**The records**
## begin

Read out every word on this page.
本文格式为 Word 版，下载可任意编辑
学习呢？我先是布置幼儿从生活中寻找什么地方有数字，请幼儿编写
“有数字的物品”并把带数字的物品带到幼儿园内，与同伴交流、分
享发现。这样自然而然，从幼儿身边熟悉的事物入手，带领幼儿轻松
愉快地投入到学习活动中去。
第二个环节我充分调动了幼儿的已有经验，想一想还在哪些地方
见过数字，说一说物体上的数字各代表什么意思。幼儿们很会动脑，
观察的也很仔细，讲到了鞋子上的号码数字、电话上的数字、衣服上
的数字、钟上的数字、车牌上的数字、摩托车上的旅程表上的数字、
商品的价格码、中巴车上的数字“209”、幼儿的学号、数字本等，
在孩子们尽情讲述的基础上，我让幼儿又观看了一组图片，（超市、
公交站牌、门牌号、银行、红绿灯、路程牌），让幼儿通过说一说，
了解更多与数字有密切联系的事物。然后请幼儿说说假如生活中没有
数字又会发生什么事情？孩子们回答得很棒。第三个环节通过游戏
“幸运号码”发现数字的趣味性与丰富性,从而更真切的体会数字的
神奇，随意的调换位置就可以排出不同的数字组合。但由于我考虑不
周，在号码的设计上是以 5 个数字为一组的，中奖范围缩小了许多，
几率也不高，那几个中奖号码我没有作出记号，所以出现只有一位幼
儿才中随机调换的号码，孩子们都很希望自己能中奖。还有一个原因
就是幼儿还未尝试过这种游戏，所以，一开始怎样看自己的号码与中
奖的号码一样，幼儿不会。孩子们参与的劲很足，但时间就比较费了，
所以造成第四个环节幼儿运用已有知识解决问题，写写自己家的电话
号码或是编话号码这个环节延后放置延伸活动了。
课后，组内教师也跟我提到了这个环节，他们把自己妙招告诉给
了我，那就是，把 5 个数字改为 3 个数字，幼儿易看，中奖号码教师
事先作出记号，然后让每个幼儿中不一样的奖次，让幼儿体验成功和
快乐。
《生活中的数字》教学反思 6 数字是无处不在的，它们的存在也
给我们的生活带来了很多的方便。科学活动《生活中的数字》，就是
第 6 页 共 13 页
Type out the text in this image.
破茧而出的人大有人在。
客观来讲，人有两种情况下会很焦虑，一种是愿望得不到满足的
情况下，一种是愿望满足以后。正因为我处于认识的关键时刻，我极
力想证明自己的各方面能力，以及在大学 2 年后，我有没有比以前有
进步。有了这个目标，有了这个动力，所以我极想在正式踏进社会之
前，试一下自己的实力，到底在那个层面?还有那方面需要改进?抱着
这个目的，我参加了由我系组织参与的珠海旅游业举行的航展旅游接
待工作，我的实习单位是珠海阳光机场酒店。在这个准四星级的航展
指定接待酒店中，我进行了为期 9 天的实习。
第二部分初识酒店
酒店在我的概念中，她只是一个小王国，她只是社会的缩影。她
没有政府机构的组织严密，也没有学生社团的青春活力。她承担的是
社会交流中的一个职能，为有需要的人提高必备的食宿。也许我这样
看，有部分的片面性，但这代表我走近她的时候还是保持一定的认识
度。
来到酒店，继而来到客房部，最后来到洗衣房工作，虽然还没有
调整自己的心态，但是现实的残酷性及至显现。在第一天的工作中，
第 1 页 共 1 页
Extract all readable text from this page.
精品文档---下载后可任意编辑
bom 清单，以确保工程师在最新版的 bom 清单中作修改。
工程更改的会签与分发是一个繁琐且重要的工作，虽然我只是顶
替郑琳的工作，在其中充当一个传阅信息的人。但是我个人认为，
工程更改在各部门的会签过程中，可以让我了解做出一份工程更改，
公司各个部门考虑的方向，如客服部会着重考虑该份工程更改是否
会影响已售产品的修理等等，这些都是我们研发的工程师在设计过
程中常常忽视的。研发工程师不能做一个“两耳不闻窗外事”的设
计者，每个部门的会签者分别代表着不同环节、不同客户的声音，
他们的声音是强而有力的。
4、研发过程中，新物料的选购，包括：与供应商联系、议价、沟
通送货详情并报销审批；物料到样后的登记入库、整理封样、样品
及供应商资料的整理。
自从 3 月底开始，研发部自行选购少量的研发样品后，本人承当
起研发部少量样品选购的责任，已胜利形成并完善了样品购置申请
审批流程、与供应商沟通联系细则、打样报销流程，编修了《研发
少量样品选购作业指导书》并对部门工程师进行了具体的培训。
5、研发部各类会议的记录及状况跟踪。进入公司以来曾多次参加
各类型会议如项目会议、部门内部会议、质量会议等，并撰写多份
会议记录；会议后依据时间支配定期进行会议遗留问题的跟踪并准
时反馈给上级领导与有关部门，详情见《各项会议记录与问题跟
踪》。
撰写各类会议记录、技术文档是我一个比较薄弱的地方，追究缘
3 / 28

## end

**Task instructions**
Using the entries above, please restate each one word for word.

**Answer below**
Read out every word on this page.
本文格式为 Word 版，下载可任意编辑
学习呢？我先是布置幼儿从生活中寻找什么地方有数字，请幼儿编写
“有数字的物品”并把带数字的物品带到幼儿园内，与同伴交流、分
享发现。这样自然而然，从幼儿身边熟悉的事物入手，带领幼儿轻松
愉快地投入到学习活动中去。
第二个环节我充分调动了幼儿的已有经验，想一想还在哪些地方
见过数字，说一说物体上的数字各代表什么意思。幼儿们很会动脑，
观察的也很仔细，讲到了鞋子上的号码数字、电话上的数字、衣服上
的数字、钟上的数字、车牌上的数字、摩托车上的旅程表上的数字、
商品的价格码、中巴车上的数字“209”、幼儿的学号、数字本等，
在孩子们尽情讲述的基础上，我让幼儿又观看了一组图片，（超市、
公交站牌、门牌号、银行、红绿灯、路程牌），让幼儿通过说一说，
了解更多与数字有密切联系的事物。然后请幼儿说说假如生活中没有
数字又会发生什么事情？孩子们回答得很棒。第三个环节通过游戏
“幸运号码”发现数字的趣味性与丰富性,从而更真切的体会数字的
神奇，随意的调换位置就可以排出不同的数字组合。但由于我考虑不
周，在号码的设计上是以 5 个数字为一组的，中奖范围缩小了许多，
几率也不高，那几个中奖号码我没有作出记号，所以出现只有一位幼
儿才中随机调换的号码，孩子们都很希望自己能中奖。还有一个原因
就是幼儿还未尝试过这种游戏，所以，一开始怎样看自己的号码与中
奖的号码一样，幼儿不会。孩子们参与的劲很足，但时间就比较费了，
所以造成第四个环节幼儿运用已有知识解决问题，写写自己家的电话
号码或是编话号码这个环节延后放置延伸活动了。
课后，组内教师也跟我提到了这个环节，他们把自己妙招告诉给
了我，那就是，把 5 个数字改为 3 个数字，幼儿易看，中奖号码教师
事先作出记号，然后让每个幼儿中不一样的奖次，让幼儿体验成功和
快乐。
《生活中的数字》教学反思 6 数字是无处不在的，它们的存在也
给我们的生活带来了很多的方便。科学活动《生活中的数字》，就是
第 6 页 共 13 页
Type out the text in this image.
破茧而出的人大有人在。
客观来讲，人有两种情况下会很焦虑，一种是愿望得不到满足的
情况下，一种是愿望满足以后。正因为我处于认识的关键时刻，我极
力想证明自己的各方面能力，以及在大学 2 年后，我有没有比以前有
进步。有了这个目标，有了这个动力，所以我极想在正式踏进社会之
前，试一下自己的实力，到底在那个层面?还有那方面需要改进?抱着
这个目的，我参加了由我系组织参与的珠海旅游业举行的航展旅游接
待工作，我的实习单位是珠海阳光机场酒店。在这个准四星级的航展
指定接待酒店中，我进行了为期 9 天的实习。
第二部分初识酒店
酒店在我的概念中，她只是一个小王国，她只是社会的缩影。她
没有政府机构的组织严密，也没有学生社团的青春活力。她承担的是
社会交流中的一个职能，为有需要的人提高必备的食宿。也许我这样
看，有部分的片面性，但这代表我走近她的时候还是保持一定的认识
度。
来到酒店，继而来到客房部，最后来到洗衣房工作，虽然还没有
调整自己的心态，但是现实的残酷性及至显现。在第一天的工作中，
第 1 页 共 1 页
Extract all readable text from this page.
精品文档---下载后可任意编辑
bom 清单，以确保工程师在最新版的 bom 清单中作修改。
工程更改的会签与分发是一个繁琐且重要的工作，虽然我只是顶
替郑琳的工作，在其中充当一个传阅信息的人。但是我个人认为，
工程更改在各部门的会签过程中，可以让我了解做出一份工程更改，
公司各个部门考虑的方向，如客服部会着重考虑该份工程更改是否
会影响已售产品的修理等等，这些都是我们研发的工程师在设计过
程中常常忽视的。研发工程师不能做一个“两耳不闻窗外事”的设
计者，每个部门的会签者分别代表着不同环节、不同客户的声音，
他们的声音是强而有力的。
4、研发过程中，新物料的选购，包括：与供应商联系、议价、沟
通送货详情并报销审批；物料到样后的登记入库、整理封样、样品
及供应商资料的整理。
自从 3 月底开始，研发部自行选购少量的研发样品后，本人承当
起研发部少量样品选购的责任，已胜利形成并完善了样品购置申请
审批流程、与供应商沟通联系细则、打样报销流程，编修了《研发
少量样品选购作业指导书》并对部门工程师进行了具体的培训。
5、研发部各类会议的记录及状况跟踪。进入公司以来曾多次参加
各类型会议如项目会议、部门内部会议、质量会议等，并撰写多份
会议记录；会议后依据时间支配定期进行会议遗留问题的跟踪并准
时反馈给上级领导与有关部门，详情见《各项会议记录与问题跟
踪》。
撰写各类会议记录、技术文档是我一个比较薄弱的地方，追究缘
3 / 28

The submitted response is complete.